> **Aim**:
Can you transcribe every entry word for word, skipping the images?

Items from a data source
↓↓↓
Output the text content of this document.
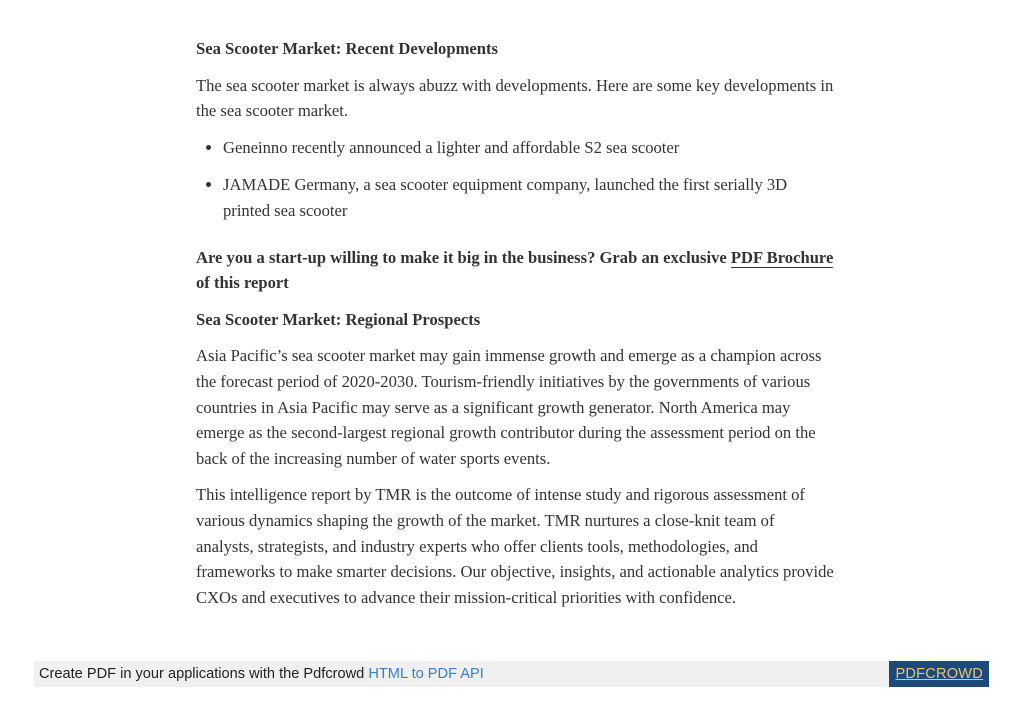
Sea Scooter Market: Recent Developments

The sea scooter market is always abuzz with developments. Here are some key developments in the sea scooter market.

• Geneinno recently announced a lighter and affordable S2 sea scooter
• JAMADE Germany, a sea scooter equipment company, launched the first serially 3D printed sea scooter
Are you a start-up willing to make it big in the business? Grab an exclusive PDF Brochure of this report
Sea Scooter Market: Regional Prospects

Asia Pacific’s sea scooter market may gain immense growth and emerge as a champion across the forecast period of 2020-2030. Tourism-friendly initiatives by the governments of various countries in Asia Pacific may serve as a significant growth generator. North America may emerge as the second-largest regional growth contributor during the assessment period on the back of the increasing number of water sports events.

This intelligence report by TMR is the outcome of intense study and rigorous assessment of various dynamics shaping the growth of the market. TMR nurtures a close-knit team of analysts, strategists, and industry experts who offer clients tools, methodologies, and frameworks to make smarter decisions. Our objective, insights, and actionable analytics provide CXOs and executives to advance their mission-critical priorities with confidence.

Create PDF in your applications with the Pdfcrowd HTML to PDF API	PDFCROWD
↑↑↑
> **Exercise response**:
Output the text content of this document.
Sea Scooter Market: Recent Developments

The sea scooter market is always abuzz with developments. Here are some key developments in the sea scooter market.

• Geneinno recently announced a lighter and affordable S2 sea scooter
• JAMADE Germany, a sea scooter equipment company, launched the first serially 3D printed sea scooter
Are you a start-up willing to make it big in the business? Grab an exclusive PDF Brochure of this report
Sea Scooter Market: Regional Prospects

Asia Pacific’s sea scooter market may gain immense growth and emerge as a champion across the forecast period of 2020-2030. Tourism-friendly initiatives by the governments of various countries in Asia Pacific may serve as a significant growth generator. North America may emerge as the second-largest regional growth contributor during the assessment period on the back of the increasing number of water sports events.

This intelligence report by TMR is the outcome of intense study and rigorous assessment of various dynamics shaping the growth of the market. TMR nurtures a close-knit team of analysts, strategists, and industry experts who offer clients tools, methodologies, and frameworks to make smarter decisions. Our objective, insights, and actionable analytics provide CXOs and executives to advance their mission-critical priorities with confidence.

Create PDF in your applications with the Pdfcrowd HTML to PDF API	PDFCROWD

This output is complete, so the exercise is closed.